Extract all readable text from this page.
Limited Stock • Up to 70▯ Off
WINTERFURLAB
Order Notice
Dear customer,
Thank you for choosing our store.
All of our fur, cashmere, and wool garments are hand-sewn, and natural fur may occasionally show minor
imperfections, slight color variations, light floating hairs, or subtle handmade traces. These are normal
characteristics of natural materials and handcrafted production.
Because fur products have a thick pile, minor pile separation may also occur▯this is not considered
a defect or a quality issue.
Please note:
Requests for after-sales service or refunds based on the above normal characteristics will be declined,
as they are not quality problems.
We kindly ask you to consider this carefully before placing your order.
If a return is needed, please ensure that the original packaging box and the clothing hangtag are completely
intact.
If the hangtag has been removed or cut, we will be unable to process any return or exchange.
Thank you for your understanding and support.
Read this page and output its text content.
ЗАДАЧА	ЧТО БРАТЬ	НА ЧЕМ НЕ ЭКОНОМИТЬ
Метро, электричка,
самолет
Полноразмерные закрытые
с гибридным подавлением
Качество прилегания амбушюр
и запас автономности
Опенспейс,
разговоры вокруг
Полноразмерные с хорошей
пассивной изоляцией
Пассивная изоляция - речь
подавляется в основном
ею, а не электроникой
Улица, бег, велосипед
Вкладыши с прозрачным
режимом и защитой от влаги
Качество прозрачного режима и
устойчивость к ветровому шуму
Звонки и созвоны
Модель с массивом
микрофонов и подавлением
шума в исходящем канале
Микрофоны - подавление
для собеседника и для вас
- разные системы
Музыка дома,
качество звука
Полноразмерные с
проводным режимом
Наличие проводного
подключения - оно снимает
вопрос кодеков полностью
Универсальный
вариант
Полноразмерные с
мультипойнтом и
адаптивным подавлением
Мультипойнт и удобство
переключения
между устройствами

┄┄┄┄┄┄┄┄┄┄┄┄┄┄┄┄┄┄┄┄

• **GOAL**:
Choose all lines containing the string "hangtag" and copy them out.

• **RESPONSE TO THIS EXERCISE**:
If a return is needed, please ensure that the original packaging box and the clothing hangtag are completely
If the hangtag has been removed or cut, we will be unable to process any return or exchange.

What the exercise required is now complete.